• Work instruction A:
Copy the passage of the paprika chicken recipe starting with "2 Tablespoons of" and going on through "from the pan.".
• Work instruction B:
Continue the paprika chicken recipe from the point where it stops.

1 to 2 lb cubed, uncooked, chicken breast meat.
1/3 to 1/2 onion, chopped.
1 Garlic clove chopped, or 1 tablespoon of dried garlic chips.
2 Tablespoons of Paprika (Can use 3 or 4 for stronger taste)
5 Tablespoons of butter, divided
1 Teaspoon of Garlic Salt
1 to 2 Teaspoons white pepper
3 cups of heavy cream

Melt a tablespoon of butter in a large frying pan and add a tablespoon of olive oil. Fry the chicken over medium heat, then turn down and cook 4 to 5 minutes covered. Remove chicken from the pan.

Add 1 tablespoon of butter and 1 tablespoon of oil. When the butter is melted add the garlic and onion and fry until tender. Add 3 tablespoons of butter, and when melted add the paprika, salt, and pepper.

• Provided information:
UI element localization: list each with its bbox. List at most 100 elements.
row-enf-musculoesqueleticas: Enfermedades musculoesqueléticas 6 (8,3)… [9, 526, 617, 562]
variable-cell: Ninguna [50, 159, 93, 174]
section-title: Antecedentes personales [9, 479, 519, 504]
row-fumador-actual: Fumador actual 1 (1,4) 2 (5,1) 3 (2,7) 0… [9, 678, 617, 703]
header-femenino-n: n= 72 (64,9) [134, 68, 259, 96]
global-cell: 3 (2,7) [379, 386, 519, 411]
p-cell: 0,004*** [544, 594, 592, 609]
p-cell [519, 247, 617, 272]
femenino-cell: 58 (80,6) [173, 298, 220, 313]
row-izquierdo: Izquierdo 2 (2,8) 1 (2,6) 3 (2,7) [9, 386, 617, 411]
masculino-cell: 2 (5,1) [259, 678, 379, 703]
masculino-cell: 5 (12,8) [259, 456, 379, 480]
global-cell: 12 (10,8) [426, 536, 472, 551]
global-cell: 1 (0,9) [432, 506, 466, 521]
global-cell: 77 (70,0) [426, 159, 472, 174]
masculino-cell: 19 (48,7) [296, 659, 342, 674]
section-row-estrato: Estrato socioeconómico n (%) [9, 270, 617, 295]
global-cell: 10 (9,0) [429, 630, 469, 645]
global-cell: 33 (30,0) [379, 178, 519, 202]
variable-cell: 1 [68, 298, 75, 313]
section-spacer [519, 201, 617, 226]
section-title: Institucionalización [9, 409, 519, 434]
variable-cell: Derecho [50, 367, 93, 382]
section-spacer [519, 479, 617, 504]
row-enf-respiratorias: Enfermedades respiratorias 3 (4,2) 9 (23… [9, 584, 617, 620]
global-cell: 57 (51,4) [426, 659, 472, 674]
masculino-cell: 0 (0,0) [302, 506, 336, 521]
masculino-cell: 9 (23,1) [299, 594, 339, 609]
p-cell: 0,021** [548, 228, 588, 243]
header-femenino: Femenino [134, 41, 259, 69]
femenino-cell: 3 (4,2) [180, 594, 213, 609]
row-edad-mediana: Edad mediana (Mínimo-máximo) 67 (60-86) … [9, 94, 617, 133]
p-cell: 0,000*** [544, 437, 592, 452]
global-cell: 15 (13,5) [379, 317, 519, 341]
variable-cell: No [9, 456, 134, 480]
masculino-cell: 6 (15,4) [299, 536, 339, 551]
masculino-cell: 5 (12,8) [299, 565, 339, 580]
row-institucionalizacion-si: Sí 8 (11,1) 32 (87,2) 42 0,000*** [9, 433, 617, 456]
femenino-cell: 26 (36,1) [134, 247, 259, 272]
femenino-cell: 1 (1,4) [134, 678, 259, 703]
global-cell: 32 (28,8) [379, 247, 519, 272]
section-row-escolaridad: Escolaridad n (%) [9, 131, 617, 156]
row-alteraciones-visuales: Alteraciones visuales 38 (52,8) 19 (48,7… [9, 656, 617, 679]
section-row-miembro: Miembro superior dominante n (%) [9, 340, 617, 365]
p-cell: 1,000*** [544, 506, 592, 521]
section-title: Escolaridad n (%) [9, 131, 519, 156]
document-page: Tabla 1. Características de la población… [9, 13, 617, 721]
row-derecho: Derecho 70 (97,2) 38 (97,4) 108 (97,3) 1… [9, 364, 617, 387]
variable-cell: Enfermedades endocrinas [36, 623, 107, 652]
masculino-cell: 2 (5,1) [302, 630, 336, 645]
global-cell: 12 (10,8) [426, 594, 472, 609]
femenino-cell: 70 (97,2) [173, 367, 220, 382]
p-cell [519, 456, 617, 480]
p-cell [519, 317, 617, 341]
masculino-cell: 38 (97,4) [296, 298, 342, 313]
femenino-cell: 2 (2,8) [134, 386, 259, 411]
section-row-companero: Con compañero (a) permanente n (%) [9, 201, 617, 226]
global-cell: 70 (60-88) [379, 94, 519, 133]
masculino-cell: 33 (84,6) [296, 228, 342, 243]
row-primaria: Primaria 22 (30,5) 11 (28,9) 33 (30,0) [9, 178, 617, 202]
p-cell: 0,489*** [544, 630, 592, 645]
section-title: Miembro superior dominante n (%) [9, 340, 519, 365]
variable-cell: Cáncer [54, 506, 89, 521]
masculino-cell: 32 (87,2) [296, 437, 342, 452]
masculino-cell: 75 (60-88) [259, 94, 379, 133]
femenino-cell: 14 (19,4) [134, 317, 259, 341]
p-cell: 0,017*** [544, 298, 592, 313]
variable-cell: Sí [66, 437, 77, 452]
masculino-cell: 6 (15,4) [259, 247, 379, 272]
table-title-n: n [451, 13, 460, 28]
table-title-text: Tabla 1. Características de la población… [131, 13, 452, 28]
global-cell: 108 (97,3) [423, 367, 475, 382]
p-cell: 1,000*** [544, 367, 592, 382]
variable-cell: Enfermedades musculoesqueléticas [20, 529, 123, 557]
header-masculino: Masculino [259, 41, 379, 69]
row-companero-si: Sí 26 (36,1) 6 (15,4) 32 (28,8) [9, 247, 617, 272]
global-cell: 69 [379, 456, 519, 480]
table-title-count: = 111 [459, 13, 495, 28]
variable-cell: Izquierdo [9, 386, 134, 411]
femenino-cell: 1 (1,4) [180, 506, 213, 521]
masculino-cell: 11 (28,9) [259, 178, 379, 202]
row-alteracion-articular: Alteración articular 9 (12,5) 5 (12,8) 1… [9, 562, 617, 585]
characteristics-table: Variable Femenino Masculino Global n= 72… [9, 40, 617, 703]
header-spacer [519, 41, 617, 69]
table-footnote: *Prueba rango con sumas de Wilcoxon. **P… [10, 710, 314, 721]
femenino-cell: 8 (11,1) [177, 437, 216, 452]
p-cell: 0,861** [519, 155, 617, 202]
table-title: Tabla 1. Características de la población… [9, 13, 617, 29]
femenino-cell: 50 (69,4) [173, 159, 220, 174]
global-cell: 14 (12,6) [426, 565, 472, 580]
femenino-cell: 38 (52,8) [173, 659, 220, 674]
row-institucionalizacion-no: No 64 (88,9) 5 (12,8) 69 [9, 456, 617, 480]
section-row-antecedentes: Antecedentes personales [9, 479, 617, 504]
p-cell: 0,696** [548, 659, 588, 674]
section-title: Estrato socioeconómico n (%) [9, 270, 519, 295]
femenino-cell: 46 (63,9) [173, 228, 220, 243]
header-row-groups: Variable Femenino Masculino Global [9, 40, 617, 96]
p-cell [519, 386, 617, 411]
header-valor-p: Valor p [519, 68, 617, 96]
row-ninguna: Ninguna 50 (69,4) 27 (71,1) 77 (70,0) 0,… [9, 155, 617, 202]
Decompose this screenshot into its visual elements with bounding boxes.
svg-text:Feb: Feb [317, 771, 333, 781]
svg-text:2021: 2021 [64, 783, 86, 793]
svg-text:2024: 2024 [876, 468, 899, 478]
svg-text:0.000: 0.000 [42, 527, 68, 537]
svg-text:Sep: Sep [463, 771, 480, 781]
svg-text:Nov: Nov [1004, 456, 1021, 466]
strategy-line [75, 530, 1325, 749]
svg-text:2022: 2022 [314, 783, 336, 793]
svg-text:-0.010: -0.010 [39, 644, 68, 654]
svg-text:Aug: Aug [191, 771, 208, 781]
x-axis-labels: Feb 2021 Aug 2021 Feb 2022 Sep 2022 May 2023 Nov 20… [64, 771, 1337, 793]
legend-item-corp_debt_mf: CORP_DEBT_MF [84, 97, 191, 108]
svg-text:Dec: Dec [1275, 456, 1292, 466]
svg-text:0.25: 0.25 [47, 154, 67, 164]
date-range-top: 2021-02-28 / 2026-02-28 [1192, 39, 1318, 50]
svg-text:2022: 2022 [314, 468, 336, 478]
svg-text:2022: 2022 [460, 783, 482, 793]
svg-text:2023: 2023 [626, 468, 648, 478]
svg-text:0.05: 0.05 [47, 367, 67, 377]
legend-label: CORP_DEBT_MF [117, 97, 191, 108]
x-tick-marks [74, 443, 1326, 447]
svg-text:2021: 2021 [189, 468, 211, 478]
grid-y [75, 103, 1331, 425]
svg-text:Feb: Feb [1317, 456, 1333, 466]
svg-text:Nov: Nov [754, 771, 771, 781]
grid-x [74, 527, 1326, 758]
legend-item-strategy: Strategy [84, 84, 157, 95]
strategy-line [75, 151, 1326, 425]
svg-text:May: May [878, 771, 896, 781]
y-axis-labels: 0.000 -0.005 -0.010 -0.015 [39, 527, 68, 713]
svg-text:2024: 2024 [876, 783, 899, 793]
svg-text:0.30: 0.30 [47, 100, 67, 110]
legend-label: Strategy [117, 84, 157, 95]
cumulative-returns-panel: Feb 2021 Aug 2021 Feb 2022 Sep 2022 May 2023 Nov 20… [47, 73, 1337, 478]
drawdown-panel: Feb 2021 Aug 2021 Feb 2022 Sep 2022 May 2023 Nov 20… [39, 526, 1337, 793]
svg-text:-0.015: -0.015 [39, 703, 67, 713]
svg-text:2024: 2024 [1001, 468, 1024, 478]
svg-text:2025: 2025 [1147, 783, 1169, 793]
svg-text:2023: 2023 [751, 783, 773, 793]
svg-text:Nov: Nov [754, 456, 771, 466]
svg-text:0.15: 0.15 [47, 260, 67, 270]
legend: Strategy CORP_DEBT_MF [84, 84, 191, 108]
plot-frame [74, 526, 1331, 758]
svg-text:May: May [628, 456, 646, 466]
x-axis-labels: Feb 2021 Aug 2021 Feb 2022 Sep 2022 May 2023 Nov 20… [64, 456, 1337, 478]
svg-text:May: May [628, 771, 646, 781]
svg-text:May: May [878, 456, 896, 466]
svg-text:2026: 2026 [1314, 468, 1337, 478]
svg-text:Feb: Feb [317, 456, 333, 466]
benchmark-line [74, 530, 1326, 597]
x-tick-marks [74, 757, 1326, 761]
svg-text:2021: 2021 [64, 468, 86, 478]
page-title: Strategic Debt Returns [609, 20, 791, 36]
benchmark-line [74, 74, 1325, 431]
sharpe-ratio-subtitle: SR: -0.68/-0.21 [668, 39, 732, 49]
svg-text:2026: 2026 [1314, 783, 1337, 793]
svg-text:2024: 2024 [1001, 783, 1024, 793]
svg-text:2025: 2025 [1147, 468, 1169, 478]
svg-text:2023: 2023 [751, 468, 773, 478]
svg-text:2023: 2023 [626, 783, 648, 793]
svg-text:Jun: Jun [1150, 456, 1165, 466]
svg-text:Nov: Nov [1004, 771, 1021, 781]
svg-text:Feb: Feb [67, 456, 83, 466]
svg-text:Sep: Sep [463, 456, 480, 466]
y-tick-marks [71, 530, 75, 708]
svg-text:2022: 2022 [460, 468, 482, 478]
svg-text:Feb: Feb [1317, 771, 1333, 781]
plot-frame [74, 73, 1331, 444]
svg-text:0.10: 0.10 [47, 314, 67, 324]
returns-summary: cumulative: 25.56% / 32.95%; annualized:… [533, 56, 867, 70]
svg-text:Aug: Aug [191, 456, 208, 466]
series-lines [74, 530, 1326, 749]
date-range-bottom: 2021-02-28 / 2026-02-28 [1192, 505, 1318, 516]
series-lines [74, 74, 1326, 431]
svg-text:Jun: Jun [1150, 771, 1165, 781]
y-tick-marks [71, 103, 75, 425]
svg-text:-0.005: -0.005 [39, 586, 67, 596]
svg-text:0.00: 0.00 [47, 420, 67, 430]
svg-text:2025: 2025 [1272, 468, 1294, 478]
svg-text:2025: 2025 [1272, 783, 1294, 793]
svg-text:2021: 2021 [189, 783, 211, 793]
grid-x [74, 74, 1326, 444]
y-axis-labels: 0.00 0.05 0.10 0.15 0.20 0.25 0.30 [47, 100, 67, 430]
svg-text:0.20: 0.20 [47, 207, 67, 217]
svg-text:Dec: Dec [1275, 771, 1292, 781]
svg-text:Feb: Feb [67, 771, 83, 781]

• Answer space A:
2 Tablespoons of Paprika (Can use 3 or 4 for stronger taste)
5 Tablespoons of butter, divided
1 Teaspoon of Garlic Salt
1 to 2 Teaspoons white pepper
3 cups of heavy cream

Melt a tablespoon of butter in a large frying pan and add a tablespoon of olive oil. Fry the chicken over medium heat, then turn down and cook 4 to 5 minutes covered. Remove chicken from the pan.

• Answer space B:
Blend over heat, then slowly add the heavy cream (remember to shake the containers well before pouring). Stir and cook the cream sauce over low-medium heat until just showing signs of beginning to boil, then add the cooked chicken. When it again shows signs of beginning to boil, reduce heat to low, stirring frequently.

Simultaneously with the sauce, prepare noodles. When preparing the noodles add chicken boullion to the water and use garlic salt instead of regular salt. Add olive oil to the water just before it begins to boil.

Serve paprika cream sauce over noodles with shredded Parmesan or Romano cheese and garlic bread.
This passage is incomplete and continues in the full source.